Collection entries
════════
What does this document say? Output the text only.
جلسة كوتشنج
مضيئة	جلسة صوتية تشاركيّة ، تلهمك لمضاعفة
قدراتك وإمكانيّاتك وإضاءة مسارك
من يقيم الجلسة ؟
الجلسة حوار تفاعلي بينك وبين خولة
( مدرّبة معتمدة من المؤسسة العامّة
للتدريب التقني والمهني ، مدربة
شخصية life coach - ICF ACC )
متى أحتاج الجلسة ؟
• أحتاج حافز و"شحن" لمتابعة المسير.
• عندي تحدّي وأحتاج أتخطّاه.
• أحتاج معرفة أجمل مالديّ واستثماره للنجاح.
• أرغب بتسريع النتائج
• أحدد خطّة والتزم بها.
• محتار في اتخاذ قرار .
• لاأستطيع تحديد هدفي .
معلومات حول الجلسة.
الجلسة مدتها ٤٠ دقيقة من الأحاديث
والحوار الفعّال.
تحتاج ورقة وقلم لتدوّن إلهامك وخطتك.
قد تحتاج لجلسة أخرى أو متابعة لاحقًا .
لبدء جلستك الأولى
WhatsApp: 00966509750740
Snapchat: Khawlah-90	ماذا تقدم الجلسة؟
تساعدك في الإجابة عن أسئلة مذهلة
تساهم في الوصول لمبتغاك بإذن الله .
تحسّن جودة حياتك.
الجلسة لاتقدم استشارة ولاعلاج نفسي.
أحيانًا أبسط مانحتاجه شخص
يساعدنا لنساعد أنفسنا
════════
What the exercise asks
Print out all the entries precisely as written.

Full output
What does this document say? Output the text only.
جلسة كوتشنج
مضيئة	جلسة صوتية تشاركيّة ، تلهمك لمضاعفة
قدراتك وإمكانيّاتك وإضاءة مسارك
من يقيم الجلسة ؟
الجلسة حوار تفاعلي بينك وبين خولة
( مدرّبة معتمدة من المؤسسة العامّة
للتدريب التقني والمهني ، مدربة
شخصية life coach - ICF ACC )
متى أحتاج الجلسة ؟
• أحتاج حافز و"شحن" لمتابعة المسير.
• عندي تحدّي وأحتاج أتخطّاه.
• أحتاج معرفة أجمل مالديّ واستثماره للنجاح.
• أرغب بتسريع النتائج
• أحدد خطّة والتزم بها.
• محتار في اتخاذ قرار .
• لاأستطيع تحديد هدفي .
معلومات حول الجلسة.
الجلسة مدتها ٤٠ دقيقة من الأحاديث
والحوار الفعّال.
تحتاج ورقة وقلم لتدوّن إلهامك وخطتك.
قد تحتاج لجلسة أخرى أو متابعة لاحقًا .
لبدء جلستك الأولى
WhatsApp: 00966509750740
Snapchat: Khawlah-90	ماذا تقدم الجلسة؟
تساعدك في الإجابة عن أسئلة مذهلة
تساهم في الوصول لمبتغاك بإذن الله .
تحسّن جودة حياتك.
الجلسة لاتقدم استشارة ولاعلاج نفسي.
أحيانًا أبسط مانحتاجه شخص
يساعدنا لنساعد أنفسنا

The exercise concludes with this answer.